Material
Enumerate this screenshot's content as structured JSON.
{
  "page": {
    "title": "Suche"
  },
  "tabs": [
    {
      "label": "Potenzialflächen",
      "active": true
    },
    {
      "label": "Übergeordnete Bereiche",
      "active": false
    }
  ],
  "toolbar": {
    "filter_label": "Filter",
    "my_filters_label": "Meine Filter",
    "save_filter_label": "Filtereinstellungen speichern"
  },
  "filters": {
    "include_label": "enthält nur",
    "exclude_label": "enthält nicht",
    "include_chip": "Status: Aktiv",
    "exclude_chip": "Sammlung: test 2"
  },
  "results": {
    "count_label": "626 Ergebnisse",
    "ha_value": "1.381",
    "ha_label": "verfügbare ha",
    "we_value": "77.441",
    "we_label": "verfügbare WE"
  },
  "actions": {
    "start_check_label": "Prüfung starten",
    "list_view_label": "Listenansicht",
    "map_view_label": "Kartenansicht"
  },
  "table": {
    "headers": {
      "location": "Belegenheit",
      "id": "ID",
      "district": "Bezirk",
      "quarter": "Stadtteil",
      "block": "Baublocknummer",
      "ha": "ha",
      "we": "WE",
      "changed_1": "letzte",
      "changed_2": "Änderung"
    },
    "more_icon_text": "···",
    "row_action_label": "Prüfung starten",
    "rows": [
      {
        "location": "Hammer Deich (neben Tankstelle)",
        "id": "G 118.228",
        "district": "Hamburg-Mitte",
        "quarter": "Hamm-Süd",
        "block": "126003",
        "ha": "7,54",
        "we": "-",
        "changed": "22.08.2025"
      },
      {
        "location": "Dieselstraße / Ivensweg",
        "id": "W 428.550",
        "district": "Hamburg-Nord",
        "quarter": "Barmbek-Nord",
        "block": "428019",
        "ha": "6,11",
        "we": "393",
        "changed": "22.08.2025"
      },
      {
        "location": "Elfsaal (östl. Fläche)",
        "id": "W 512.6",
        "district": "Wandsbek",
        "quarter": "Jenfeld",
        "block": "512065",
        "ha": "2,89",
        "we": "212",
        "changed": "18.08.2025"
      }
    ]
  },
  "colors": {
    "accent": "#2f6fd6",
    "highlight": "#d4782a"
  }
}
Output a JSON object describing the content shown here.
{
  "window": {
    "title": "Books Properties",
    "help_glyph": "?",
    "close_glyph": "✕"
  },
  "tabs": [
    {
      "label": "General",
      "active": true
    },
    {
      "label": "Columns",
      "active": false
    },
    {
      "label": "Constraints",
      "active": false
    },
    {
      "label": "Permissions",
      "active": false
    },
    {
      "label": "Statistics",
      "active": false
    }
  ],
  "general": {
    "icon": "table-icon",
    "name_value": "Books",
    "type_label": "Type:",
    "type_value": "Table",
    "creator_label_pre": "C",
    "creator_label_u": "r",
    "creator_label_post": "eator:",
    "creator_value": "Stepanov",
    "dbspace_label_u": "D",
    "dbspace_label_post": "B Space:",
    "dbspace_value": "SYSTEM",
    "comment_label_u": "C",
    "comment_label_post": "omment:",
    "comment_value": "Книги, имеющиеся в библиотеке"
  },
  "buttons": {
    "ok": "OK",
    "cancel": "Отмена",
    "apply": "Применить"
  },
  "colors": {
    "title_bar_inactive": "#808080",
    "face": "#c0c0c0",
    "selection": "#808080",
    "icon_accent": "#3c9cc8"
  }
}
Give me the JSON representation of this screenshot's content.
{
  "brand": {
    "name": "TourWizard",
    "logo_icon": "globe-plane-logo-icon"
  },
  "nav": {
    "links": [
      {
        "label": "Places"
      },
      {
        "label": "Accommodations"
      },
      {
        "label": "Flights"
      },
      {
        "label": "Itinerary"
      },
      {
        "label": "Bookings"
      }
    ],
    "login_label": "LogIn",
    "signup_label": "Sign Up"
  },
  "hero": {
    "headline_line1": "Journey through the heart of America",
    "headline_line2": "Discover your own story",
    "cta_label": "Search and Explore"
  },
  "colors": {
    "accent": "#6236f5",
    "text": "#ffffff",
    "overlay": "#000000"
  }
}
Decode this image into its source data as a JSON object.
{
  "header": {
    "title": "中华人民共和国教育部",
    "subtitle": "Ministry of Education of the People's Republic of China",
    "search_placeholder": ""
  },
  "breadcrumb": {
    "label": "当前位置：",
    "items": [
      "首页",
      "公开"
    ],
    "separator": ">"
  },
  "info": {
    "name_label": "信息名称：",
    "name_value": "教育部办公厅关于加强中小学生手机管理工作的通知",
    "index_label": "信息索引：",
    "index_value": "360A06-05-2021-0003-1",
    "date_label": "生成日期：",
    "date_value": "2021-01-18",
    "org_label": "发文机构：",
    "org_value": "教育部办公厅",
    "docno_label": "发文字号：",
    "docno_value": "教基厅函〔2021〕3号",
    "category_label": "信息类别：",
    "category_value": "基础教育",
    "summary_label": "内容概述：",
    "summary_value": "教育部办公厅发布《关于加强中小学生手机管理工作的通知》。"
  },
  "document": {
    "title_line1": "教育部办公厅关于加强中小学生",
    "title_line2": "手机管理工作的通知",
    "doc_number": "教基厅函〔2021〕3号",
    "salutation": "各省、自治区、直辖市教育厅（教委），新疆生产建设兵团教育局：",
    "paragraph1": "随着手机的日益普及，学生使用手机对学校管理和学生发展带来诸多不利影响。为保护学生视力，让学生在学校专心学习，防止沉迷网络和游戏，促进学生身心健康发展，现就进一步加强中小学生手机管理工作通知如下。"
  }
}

Problem requirements
Copy all the records above exactly, missing none.

Result of the exercise
Enumerate this screenshot's content as structured JSON.
{
  "page": {
    "title": "Suche"
  },
  "tabs": [
    {
      "label": "Potenzialflächen",
      "active": true
    },
    {
      "label": "Übergeordnete Bereiche",
      "active": false
    }
  ],
  "toolbar": {
    "filter_label": "Filter",
    "my_filters_label": "Meine Filter",
    "save_filter_label": "Filtereinstellungen speichern"
  },
  "filters": {
    "include_label": "enthält nur",
    "exclude_label": "enthält nicht",
    "include_chip": "Status: Aktiv",
    "exclude_chip": "Sammlung: test 2"
  },
  "results": {
    "count_label": "626 Ergebnisse",
    "ha_value": "1.381",
    "ha_label": "verfügbare ha",
    "we_value": "77.441",
    "we_label": "verfügbare WE"
  },
  "actions": {
    "start_check_label": "Prüfung starten",
    "list_view_label": "Listenansicht",
    "map_view_label": "Kartenansicht"
  },
  "table": {
    "headers": {
      "location": "Belegenheit",
      "id": "ID",
      "district": "Bezirk",
      "quarter": "Stadtteil",
      "block": "Baublocknummer",
      "ha": "ha",
      "we": "WE",
      "changed_1": "letzte",
      "changed_2": "Änderung"
    },
    "more_icon_text": "···",
    "row_action_label": "Prüfung starten",
    "rows": [
      {
        "location": "Hammer Deich (neben Tankstelle)",
        "id": "G 118.228",
        "district": "Hamburg-Mitte",
        "quarter": "Hamm-Süd",
        "block": "126003",
        "ha": "7,54",
        "we": "-",
        "changed": "22.08.2025"
      },
      {
        "location": "Dieselstraße / Ivensweg",
        "id": "W 428.550",
        "district": "Hamburg-Nord",
        "quarter": "Barmbek-Nord",
        "block": "428019",
        "ha": "6,11",
        "we": "393",
        "changed": "22.08.2025"
      },
      {
        "location": "Elfsaal (östl. Fläche)",
        "id": "W 512.6",
        "district": "Wandsbek",
        "quarter": "Jenfeld",
        "block": "512065",
        "ha": "2,89",
        "we": "212",
        "changed": "18.08.2025"
      }
    ]
  },
  "colors": {
    "accent": "#2f6fd6",
    "highlight": "#d4782a"
  }
}
Output a JSON object describing the content shown here.
{
  "window": {
    "title": "Books Properties",
    "help_glyph": "?",
    "close_glyph": "✕"
  },
  "tabs": [
    {
      "label": "General",
      "active": true
    },
    {
      "label": "Columns",
      "active": false
    },
    {
      "label": "Constraints",
      "active": false
    },
    {
      "label": "Permissions",
      "active": false
    },
    {
      "label": "Statistics",
      "active": false
    }
  ],
  "general": {
    "icon": "table-icon",
    "name_value": "Books",
    "type_label": "Type:",
    "type_value": "Table",
    "creator_label_pre": "C",
    "creator_label_u": "r",
    "creator_label_post": "eator:",
    "creator_value": "Stepanov",
    "dbspace_label_u": "D",
    "dbspace_label_post": "B Space:",
    "dbspace_value": "SYSTEM",
    "comment_label_u": "C",
    "comment_label_post": "omment:",
    "comment_value": "Книги, имеющиеся в библиотеке"
  },
  "buttons": {
    "ok": "OK",
    "cancel": "Отмена",
    "apply": "Применить"
  },
  "colors": {
    "title_bar_inactive": "#808080",
    "face": "#c0c0c0",
    "selection": "#808080",
    "icon_accent": "#3c9cc8"
  }
}
Give me the JSON representation of this screenshot's content.
{
  "brand": {
    "name": "TourWizard",
    "logo_icon": "globe-plane-logo-icon"
  },
  "nav": {
    "links": [
      {
        "label": "Places"
      },
      {
        "label": "Accommodations"
      },
      {
        "label": "Flights"
      },
      {
        "label": "Itinerary"
      },
      {
        "label": "Bookings"
      }
    ],
    "login_label": "LogIn",
    "signup_label": "Sign Up"
  },
  "hero": {
    "headline_line1": "Journey through the heart of America",
    "headline_line2": "Discover your own story",
    "cta_label": "Search and Explore"
  },
  "colors": {
    "accent": "#6236f5",
    "text": "#ffffff",
    "overlay": "#000000"
  }
}
Decode this image into its source data as a JSON object.
{
  "header": {
    "title": "中华人民共和国教育部",
    "subtitle": "Ministry of Education of the People's Republic of China",
    "search_placeholder": ""
  },
  "breadcrumb": {
    "label": "当前位置：",
    "items": [
      "首页",
      "公开"
    ],
    "separator": ">"
  },
  "info": {
    "name_label": "信息名称：",
    "name_value": "教育部办公厅关于加强中小学生手机管理工作的通知",
    "index_label": "信息索引：",
    "index_value": "360A06-05-2021-0003-1",
    "date_label": "生成日期：",
    "date_value": "2021-01-18",
    "org_label": "发文机构：",
    "org_value": "教育部办公厅",
    "docno_label": "发文字号：",
    "docno_value": "教基厅函〔2021〕3号",
    "category_label": "信息类别：",
    "category_value": "基础教育",
    "summary_label": "内容概述：",
    "summary_value": "教育部办公厅发布《关于加强中小学生手机管理工作的通知》。"
  },
  "document": {
    "title_line1": "教育部办公厅关于加强中小学生",
    "title_line2": "手机管理工作的通知",
    "doc_number": "教基厅函〔2021〕3号",
    "salutation": "各省、自治区、直辖市教育厅（教委），新疆生产建设兵团教育局：",
    "paragraph1": "随着手机的日益普及，学生使用手机对学校管理和学生发展带来诸多不利影响。为保护学生视力，让学生在学校专心学习，防止沉迷网络和游戏，促进学生身心健康发展，现就进一步加强中小学生手机管理工作通知如下。"
  }
}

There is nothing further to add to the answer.